Ich liebe Thüringen, das Land und die Menschen. Ihren Dialekt und die Klöße. Ich liebe den Rennsteiglauf im Jetzt und Hier, Saalfeld, den Ort wo mein Mann als Kind zu Hause war und in dessen Elternhaus sich auch meine Kinder wohlfühlen.
Und dann gibt es einen Teil von Thüringen, der in meiner Erinnerung lebt, fest eingeschlossen in meinen Gedanken kommt er nur selten zum Vorschein. Kinder- und auch später Jugendzeit habe ich hier verlebt, die erste große Liebe, die Großeltern. Suhl, diese Stadt habe ich immer schon geliebt. Heute nun kehre ich zum ersten Mal seit vielen Jahren zurück an diese Orte, die nie meine Heimat waren, an denen ich mich aber immer irgendwie zu Hause fühlte.
Merkwürdig ist das, alles ist vertraut wie vor 20 Jahren, seit ich zum letzten Mal hier war. Es ist, als wäre ich nie weg gewesen...
...dachte ich zumindest, bis ich feststellen musste, daß jemand Berge auf den Rennsteig gebracht hat . Die waren im letzten Jahr noch nicht da, Tati weiß das, sie ist mit mir über den Rennsteig gefeiert und weil das alles nur Spaß war, hat sie sie sich sogar für den Supermarathon angemeldet, dieses Jahr.
Und ich? Nein, ich trau mich nicht... aber ich würde schon gern... wissen, wie sich das anfühlt... so weit zu laufen... nein, das ist verrückt... würde Tati mir doch eine PM schicken... mich fragen, ob ich nicht... oder anrufen... ich würde sofort... nein, ich trau mich das nicht... aber wenn sie fragt...
Sie fragt nicht und ich bin erleichtert, als ich meine Startunterlagen aus Neuhaus hole. Schließlich habe ich noch den voll gelaufenen Hamburg-Marathon von vor 3 Wochen in den Knochen, welcher mir über eine ganze Woche einen höllischen Muskelkater beschehrte, wie ich ihn nie zuvor erlebt habe. Es folgte der RunBerlin mit seinen 25 Kilometern und am Wochenende vor dem Rennsteig noch der Frauenlauf in Berlin. So ist es wohl besser, lieber etwas Spaß zu haben und zu genießen, auch wenn ich schon wieder ehrgeizig auf die Sub4 schiele.

**DATENTEIL**
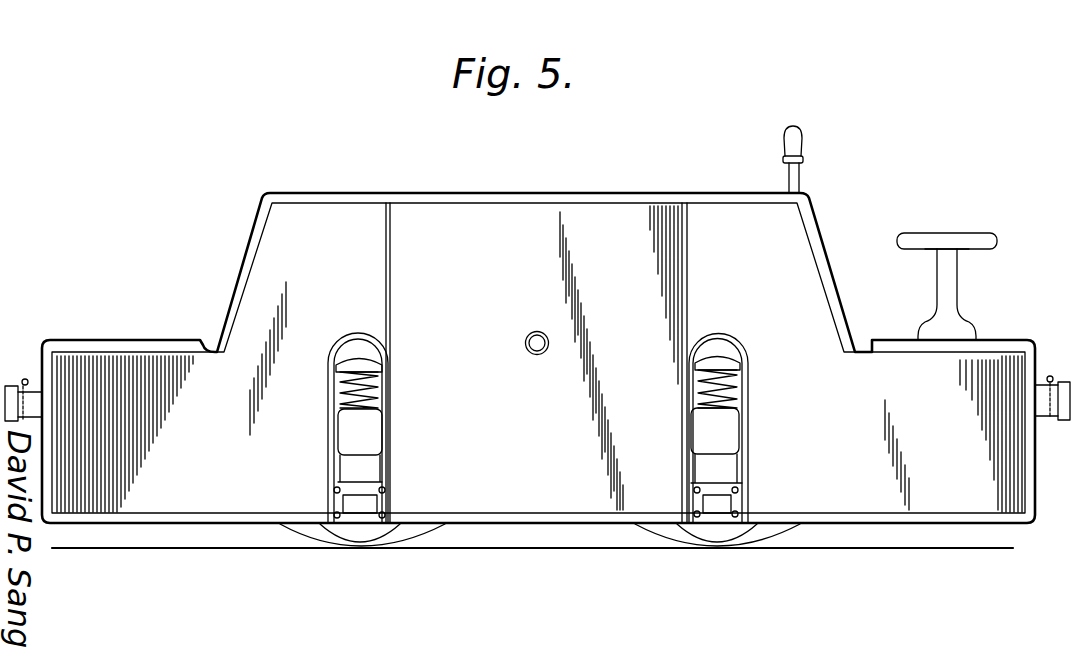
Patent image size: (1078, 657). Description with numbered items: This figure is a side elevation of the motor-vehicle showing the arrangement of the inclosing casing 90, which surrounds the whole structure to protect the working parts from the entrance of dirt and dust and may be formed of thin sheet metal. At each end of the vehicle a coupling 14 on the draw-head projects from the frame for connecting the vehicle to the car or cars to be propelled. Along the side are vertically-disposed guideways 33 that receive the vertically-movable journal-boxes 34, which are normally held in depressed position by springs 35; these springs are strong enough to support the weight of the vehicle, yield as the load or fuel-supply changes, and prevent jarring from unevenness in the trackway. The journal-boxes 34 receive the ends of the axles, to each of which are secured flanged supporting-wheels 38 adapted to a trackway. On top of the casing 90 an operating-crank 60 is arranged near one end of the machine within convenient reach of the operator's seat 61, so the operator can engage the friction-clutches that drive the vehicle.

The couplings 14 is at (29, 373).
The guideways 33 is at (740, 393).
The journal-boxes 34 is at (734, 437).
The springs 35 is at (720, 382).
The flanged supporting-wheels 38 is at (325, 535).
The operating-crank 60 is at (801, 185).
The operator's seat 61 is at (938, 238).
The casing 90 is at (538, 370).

==

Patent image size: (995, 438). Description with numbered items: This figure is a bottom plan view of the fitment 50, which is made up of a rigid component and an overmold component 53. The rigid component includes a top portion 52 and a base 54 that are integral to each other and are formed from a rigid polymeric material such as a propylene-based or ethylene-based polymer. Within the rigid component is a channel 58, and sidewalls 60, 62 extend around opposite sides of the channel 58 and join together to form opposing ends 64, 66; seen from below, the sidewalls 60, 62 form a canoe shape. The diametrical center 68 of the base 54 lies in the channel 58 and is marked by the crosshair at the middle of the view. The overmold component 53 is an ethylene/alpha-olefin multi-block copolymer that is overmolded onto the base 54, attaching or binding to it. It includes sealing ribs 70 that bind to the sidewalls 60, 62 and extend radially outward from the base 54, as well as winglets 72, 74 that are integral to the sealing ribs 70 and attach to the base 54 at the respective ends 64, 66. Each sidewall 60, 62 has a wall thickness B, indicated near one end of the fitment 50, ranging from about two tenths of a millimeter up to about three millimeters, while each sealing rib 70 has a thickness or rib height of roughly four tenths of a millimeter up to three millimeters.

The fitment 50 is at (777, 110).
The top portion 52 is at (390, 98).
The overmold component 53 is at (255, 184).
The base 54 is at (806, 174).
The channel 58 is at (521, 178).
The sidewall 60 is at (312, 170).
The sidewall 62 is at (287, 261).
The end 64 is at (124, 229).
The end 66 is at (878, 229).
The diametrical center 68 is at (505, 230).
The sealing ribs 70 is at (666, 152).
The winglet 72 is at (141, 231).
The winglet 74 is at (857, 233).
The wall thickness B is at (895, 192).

**AUFGABENLISTE**
1 – Beantworte die folgenden Fragen zum Text über den Rennsteiglauf.
(a) In welchem Ort war laut Text der Mann als Kind zu Hause?
(b) Wo werden die Startunterlagen abgeholt?
(c) Wie viele Kilometer umfasst der RunBerlin?
2 – Nimm den Text über den Rennsteiglauf wieder auf und schreibe ihn nach dem letzten Satz weiter.

**ANTWORTEN**
1 –
(a) In Saalfeld.
(b) In Neuhaus.
(c) 25 Kilometer.

2 –
Wolfgang (elcorredor) ging das genau so und so beschlossen wir zu meiner Freude: Spaß wollen wir und wenn wir Sub4 dazu gratis bekommen können, nehmen wir das natürlich dankend als Zugabe.
Es ist Samstag kurz vor 9 Uhr, wir stehen schunkelnd und singend am Start, der Hubschrauber kreist am strahlend blauen Himmel – es verspricht ein Bilderbuchwetter zu werden. Ich freu mich auf den Lauf, die Landschaft, ich freu mich auf die Begleitung von Wolfgang und überhaupt. Meine Marschtabelle vom Vorjahr ist noch gültig, denn sie hatte eine Zeitspanne von 4:30 bis 3:59 und im letzten Jahr bin ich mit Tati bei 4:25 ins Ziel gejubelt.
Und auch diesmal macht es richtig Spaß , die Aussicht ist phantastisch, das Tempo angenehm, bergauf ist es anstrengend, bergab ein Freudenfeuer...Wir sind ein gutes Team, Wolfgang und ich, ein paar Minuten haben wir Vorsprung auf die Tabelle, manchmal nehmen wir ein bischen Tempo heraus, aber das fällt eigentlich schwer, da es wirklich so richtig gut läuft...
An Kilometer 20 haben wir bereits 5 Minuten Vorsprung zur Zielzeit, und es macht immer noch wahnsinnig Spaß, auch auf dem Abstieg zur Schwalbenhauptwiese, diesem langen, langen schmalen Hohlweg. Im letzten Jahr haben wir hier Schlange gestanden, diese Mal sind wir etwas weiter vorn und es geht etwas flüssiger voran. Dennoch kostet der Abstieg im Gänsemarsch zwei Minuten unseres kostbaren Vorsprungs. Aber wir sind auf dem Rennsteig und nicht in Hamburg oder Berlin, also haben wir einfach Spaß, genießen die Landschaft und das Gefühl, so richtig gut drauf zu sein...
...bis irgend jemand besagte Berge in den Weg gestellt hat! Richtige Berge . Keine Hügel, wie ich sie aus meiner Gegend kenne. Wie ich sie aber vielleicht einmal hätte trainieren sollen, in den vergangenen Wochen und Monaten. Hätte ich das gewußt, daß der Rennsteig Berge hat... ja dann hätt ich...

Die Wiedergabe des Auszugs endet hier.